My mother once told me that the secret to life is knowing when to laugh. Now is not the time.
It is too early to make jokes, so don’t think that this is going to be your average light-hearted Lifelounge review.
We’re sure that you already have heard the story a dozen times by now, so we’ll only skim the milky surface of the sad story. Following Ou Est Le Swimming Pool's impromptu crowd-surfing encore at Belgium’s Pukklepop Festival last month (reports differ on which band member was the surfer), a young girl was seriously injured. Although YouTube footage of the incident has since been pulled, witness reports claim that lead singer Charles Haddon was visibly distraught side of stage.
Soon after, Haddon’s body was found at the bottom of a telecommunications pole in the backstage carpark.
He was 22.
The album, which was already mixed, recorded and ready to be released, was originally titled
Jesus Died For Our Synths. Fellow band members Joe Hutchinson and Caan Capan have decided to posthumously release the debut in Haddon's honour. It has been renamed
The Golden Year, likely referring to the near-exact time that Ou Est Le Swimming Pool experienced the limelight.
The poignancy of the opening track ‘You Started’ sets the tone for the album. Haddon opens the rolling chorus with “You have started / the beginning of my life”. A demure piano line loops throughout the track, picking up a reverberant cello hum along the way. Instead of a minute’s silence, we observe three and a half minutes of beauty before launching into their now known synth-pop stye.
The band’s best known songs, ‘I Just Dance The Way I Feel’ and ‘Jackson’s Last Dance’ were aptly chosen as two of the three previous singles – they are clearly the better written tracks in the mix. By the time you’ve hit the midway point at ‘Better’, everything is starting to sound a bit repetitive. The song structures are nearly identical (although there is a strange Streets-esque talk/rap breakdown in the bridge of their second single, ‘These New Knights’) and the drum sampler begins to feel like a droning march.
There are tracks that break the mold though. The quasi-calypso intro of ‘Get Along’ was a surprise, although it quickly descended into something that was strangely reminiscent of a synthesised James Blunt.
‘Outside’ stands out from the rest of album because of its relative
simplicity. It is stripped back to barely anything more than a drum
machine and layered voices, and is a breather in a crowded club
of welcomed chaos. The unconventional lyrical timing of its lyrics
breaks up the album, before launching you headfirst into another dark
pool.

- _Supplied material_:
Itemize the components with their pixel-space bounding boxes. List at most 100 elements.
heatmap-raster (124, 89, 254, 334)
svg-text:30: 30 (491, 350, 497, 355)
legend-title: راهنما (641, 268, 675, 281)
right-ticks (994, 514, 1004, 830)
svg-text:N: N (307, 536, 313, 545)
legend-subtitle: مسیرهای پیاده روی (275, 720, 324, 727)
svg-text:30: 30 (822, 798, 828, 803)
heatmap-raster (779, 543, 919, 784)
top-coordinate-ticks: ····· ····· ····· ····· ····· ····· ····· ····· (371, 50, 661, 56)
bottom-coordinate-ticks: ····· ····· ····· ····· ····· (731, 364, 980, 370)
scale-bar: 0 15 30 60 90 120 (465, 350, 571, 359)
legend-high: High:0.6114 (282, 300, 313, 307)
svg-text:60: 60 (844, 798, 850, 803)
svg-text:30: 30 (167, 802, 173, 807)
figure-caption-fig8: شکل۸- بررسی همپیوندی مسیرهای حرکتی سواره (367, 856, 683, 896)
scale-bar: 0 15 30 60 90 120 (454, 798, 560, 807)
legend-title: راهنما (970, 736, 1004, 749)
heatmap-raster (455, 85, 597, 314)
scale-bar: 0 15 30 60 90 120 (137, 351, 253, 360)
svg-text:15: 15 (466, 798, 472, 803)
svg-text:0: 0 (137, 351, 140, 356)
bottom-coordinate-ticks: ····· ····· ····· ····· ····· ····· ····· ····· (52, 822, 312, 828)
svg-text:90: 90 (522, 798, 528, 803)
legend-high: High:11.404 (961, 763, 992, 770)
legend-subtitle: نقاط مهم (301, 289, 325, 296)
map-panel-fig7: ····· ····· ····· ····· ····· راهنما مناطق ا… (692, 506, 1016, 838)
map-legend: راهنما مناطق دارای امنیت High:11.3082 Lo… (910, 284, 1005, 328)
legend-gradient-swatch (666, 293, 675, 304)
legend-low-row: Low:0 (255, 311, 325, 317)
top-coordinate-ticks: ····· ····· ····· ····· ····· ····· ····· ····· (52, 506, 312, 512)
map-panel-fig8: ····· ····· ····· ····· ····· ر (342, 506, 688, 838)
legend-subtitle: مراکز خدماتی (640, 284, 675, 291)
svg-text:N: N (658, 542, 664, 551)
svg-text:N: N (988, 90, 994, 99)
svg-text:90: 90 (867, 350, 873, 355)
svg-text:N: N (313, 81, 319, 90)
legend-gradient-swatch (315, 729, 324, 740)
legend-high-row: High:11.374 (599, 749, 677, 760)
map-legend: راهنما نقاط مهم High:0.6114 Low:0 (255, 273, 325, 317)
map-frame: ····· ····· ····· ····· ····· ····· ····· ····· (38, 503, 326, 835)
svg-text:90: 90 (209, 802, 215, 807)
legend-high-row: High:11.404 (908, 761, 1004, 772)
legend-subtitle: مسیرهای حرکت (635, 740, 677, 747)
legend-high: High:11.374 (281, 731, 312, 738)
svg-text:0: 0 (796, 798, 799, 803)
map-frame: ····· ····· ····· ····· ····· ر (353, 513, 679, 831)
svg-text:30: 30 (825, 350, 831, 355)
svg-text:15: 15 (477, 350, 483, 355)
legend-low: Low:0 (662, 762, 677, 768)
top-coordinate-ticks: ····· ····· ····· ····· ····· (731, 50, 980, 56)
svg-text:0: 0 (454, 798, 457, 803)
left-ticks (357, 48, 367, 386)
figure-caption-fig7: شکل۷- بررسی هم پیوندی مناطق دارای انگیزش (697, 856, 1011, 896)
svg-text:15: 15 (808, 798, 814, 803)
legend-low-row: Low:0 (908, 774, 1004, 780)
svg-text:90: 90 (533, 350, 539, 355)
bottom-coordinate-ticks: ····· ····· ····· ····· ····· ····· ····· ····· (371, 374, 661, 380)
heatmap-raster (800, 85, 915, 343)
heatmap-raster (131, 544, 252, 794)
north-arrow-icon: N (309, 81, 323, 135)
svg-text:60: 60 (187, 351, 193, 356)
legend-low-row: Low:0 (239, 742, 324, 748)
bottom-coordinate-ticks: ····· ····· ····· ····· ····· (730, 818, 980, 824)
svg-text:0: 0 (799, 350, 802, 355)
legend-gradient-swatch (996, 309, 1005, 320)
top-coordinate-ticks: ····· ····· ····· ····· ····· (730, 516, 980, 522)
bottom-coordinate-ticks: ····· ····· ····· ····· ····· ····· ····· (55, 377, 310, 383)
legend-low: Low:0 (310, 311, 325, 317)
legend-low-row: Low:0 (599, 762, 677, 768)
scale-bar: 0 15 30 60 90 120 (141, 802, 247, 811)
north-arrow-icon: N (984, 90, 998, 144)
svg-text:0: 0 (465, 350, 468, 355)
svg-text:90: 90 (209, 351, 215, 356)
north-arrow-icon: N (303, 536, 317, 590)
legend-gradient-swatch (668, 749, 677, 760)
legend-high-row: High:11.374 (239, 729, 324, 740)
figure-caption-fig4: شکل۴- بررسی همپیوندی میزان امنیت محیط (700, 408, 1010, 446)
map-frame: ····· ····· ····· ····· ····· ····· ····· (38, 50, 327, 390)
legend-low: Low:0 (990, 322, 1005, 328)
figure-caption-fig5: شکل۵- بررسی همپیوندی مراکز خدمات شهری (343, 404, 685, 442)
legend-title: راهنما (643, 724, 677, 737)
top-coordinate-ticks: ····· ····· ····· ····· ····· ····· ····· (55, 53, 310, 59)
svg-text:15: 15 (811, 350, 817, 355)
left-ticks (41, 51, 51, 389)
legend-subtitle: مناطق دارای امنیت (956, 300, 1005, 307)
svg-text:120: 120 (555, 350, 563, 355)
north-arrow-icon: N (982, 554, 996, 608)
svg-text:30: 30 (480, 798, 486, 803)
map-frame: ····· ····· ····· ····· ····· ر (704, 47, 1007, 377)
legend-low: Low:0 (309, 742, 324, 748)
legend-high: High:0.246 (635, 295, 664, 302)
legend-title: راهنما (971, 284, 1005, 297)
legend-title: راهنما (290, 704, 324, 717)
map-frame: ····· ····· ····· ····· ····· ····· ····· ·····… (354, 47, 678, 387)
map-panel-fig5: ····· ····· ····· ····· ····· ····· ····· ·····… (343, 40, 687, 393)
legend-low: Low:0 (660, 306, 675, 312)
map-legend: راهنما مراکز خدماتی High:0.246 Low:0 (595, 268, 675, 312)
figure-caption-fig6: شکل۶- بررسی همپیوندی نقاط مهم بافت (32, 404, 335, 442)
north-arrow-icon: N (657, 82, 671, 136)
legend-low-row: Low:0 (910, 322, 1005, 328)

- _Required tasks_:
**A.** Answer these questions from the album review.
(i) What was the album's original title?
(ii) Which track opens the album?
(iii) What is 'Outside' stripped back to?
**B.** Copy out the passage of the album review between "The album, which" and "known synth-pop stye.", inclusive.

- _Results_:
**A.**
(i) Jesus Died For Our Synths
(ii) 'You Started'
(iii) Barely anything more than a drum machine and layered voices.

**B.**
The album, which was already mixed, recorded and ready to be released, was originally titled
Jesus Died For Our Synths. Fellow band members Joe Hutchinson and Caan Capan have decided to posthumously release the debut in Haddon's honour. It has been renamed
The Golden Year, likely referring to the near-exact time that Ou Est Le Swimming Pool experienced the limelight.
The poignancy of the opening track ‘You Started’ sets the tone for the album. Haddon opens the rolling chorus with “You have started / the beginning of my life”. A demure piano line loops throughout the track, picking up a reverberant cello hum along the way. Instead of a minute’s silence, we observe three and a half minutes of beauty before launching into their now known synth-pop stye.